[REQUEST] Retype the material that follows, keeping every word as it is.

>> START SOURCE DATA

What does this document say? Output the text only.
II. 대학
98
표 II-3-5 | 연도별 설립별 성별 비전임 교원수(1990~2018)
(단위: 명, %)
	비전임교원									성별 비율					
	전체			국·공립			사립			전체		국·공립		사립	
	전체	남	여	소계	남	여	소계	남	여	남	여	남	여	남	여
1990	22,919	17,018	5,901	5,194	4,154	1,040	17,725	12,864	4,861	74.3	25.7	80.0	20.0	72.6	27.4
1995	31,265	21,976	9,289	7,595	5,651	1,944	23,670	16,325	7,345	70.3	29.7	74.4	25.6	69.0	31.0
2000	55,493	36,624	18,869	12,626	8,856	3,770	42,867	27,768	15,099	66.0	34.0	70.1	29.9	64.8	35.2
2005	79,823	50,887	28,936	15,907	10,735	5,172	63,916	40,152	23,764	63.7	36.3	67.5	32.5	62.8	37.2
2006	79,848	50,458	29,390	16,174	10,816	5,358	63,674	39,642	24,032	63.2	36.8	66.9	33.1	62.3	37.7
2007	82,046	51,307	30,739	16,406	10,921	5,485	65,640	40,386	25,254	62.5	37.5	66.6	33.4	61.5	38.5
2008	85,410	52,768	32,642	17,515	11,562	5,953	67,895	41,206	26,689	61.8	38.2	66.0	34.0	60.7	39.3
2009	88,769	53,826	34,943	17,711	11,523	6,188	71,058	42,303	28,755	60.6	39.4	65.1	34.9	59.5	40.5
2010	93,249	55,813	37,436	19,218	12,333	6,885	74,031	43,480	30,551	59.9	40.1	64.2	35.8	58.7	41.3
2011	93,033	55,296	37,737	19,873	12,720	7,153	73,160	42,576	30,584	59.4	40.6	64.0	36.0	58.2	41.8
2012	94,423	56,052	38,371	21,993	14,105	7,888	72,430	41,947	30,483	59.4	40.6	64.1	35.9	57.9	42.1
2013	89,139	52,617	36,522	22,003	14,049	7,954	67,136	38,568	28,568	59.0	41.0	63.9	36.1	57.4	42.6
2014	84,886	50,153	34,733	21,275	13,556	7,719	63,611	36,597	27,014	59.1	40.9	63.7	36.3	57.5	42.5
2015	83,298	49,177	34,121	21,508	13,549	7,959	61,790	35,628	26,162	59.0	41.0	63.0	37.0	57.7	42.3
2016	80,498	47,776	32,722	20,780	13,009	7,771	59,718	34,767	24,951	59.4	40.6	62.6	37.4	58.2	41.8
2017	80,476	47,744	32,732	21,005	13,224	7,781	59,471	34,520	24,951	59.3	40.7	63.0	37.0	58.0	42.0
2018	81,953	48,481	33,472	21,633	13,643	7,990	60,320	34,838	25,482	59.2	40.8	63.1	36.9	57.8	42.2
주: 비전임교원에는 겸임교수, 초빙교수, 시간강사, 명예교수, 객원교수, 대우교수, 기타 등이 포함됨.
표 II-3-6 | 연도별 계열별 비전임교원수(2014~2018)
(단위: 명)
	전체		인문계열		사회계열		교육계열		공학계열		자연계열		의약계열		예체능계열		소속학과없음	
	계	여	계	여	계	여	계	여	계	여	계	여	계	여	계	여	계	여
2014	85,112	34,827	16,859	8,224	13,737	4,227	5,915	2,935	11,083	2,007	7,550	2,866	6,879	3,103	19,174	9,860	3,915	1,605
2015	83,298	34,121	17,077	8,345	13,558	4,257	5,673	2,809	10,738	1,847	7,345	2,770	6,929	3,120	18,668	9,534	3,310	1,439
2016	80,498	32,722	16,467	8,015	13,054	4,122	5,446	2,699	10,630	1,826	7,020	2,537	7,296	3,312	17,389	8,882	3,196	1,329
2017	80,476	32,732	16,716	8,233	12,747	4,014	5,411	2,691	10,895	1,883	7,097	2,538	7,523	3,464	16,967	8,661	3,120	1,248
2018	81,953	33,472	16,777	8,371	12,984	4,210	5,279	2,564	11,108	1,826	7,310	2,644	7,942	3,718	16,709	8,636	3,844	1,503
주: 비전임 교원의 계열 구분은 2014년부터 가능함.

>> END SOURCE DATA

[EXERCISE SOLUTION]
What does this document say? Output the text only.
II. 대학
98
표 II-3-5 | 연도별 설립별 성별 비전임 교원수(1990~2018)
(단위: 명, %)
	비전임교원									성별 비율					
	전체			국·공립			사립			전체		국·공립		사립	
	전체	남	여	소계	남	여	소계	남	여	남	여	남	여	남	여
1990	22,919	17,018	5,901	5,194	4,154	1,040	17,725	12,864	4,861	74.3	25.7	80.0	20.0	72.6	27.4
1995	31,265	21,976	9,289	7,595	5,651	1,944	23,670	16,325	7,345	70.3	29.7	74.4	25.6	69.0	31.0
2000	55,493	36,624	18,869	12,626	8,856	3,770	42,867	27,768	15,099	66.0	34.0	70.1	29.9	64.8	35.2
2005	79,823	50,887	28,936	15,907	10,735	5,172	63,916	40,152	23,764	63.7	36.3	67.5	32.5	62.8	37.2
2006	79,848	50,458	29,390	16,174	10,816	5,358	63,674	39,642	24,032	63.2	36.8	66.9	33.1	62.3	37.7
2007	82,046	51,307	30,739	16,406	10,921	5,485	65,640	40,386	25,254	62.5	37.5	66.6	33.4	61.5	38.5
2008	85,410	52,768	32,642	17,515	11,562	5,953	67,895	41,206	26,689	61.8	38.2	66.0	34.0	60.7	39.3
2009	88,769	53,826	34,943	17,711	11,523	6,188	71,058	42,303	28,755	60.6	39.4	65.1	34.9	59.5	40.5
2010	93,249	55,813	37,436	19,218	12,333	6,885	74,031	43,480	30,551	59.9	40.1	64.2	35.8	58.7	41.3
2011	93,033	55,296	37,737	19,873	12,720	7,153	73,160	42,576	30,584	59.4	40.6	64.0	36.0	58.2	41.8
2012	94,423	56,052	38,371	21,993	14,105	7,888	72,430	41,947	30,483	59.4	40.6	64.1	35.9	57.9	42.1
2013	89,139	52,617	36,522	22,003	14,049	7,954	67,136	38,568	28,568	59.0	41.0	63.9	36.1	57.4	42.6
2014	84,886	50,153	34,733	21,275	13,556	7,719	63,611	36,597	27,014	59.1	40.9	63.7	36.3	57.5	42.5
2015	83,298	49,177	34,121	21,508	13,549	7,959	61,790	35,628	26,162	59.0	41.0	63.0	37.0	57.7	42.3
2016	80,498	47,776	32,722	20,780	13,009	7,771	59,718	34,767	24,951	59.4	40.6	62.6	37.4	58.2	41.8
2017	80,476	47,744	32,732	21,005	13,224	7,781	59,471	34,520	24,951	59.3	40.7	63.0	37.0	58.0	42.0
2018	81,953	48,481	33,472	21,633	13,643	7,990	60,320	34,838	25,482	59.2	40.8	63.1	36.9	57.8	42.2
주: 비전임교원에는 겸임교수, 초빙교수, 시간강사, 명예교수, 객원교수, 대우교수, 기타 등이 포함됨.
표 II-3-6 | 연도별 계열별 비전임교원수(2014~2018)
(단위: 명)
	전체		인문계열		사회계열		교육계열		공학계열		자연계열		의약계열		예체능계열		소속학과없음	
	계	여	계	여	계	여	계	여	계	여	계	여	계	여	계	여	계	여
2014	85,112	34,827	16,859	8,224	13,737	4,227	5,915	2,935	11,083	2,007	7,550	2,866	6,879	3,103	19,174	9,860	3,915	1,605
2015	83,298	34,121	17,077	8,345	13,558	4,257	5,673	2,809	10,738	1,847	7,345	2,770	6,929	3,120	18,668	9,534	3,310	1,439
2016	80,498	32,722	16,467	8,015	13,054	4,122	5,446	2,699	10,630	1,826	7,020	2,537	7,296	3,312	17,389	8,882	3,196	1,329
2017	80,476	32,732	16,716	8,233	12,747	4,014	5,411	2,691	10,895	1,883	7,097	2,538	7,523	3,464	16,967	8,661	3,120	1,248
2018	81,953	33,472	16,777	8,371	12,984	4,210	5,279	2,564	11,108	1,826	7,310	2,644	7,942	3,718	16,709	8,636	3,844	1,503
주: 비전임 교원의 계열 구분은 2014년부터 가능함.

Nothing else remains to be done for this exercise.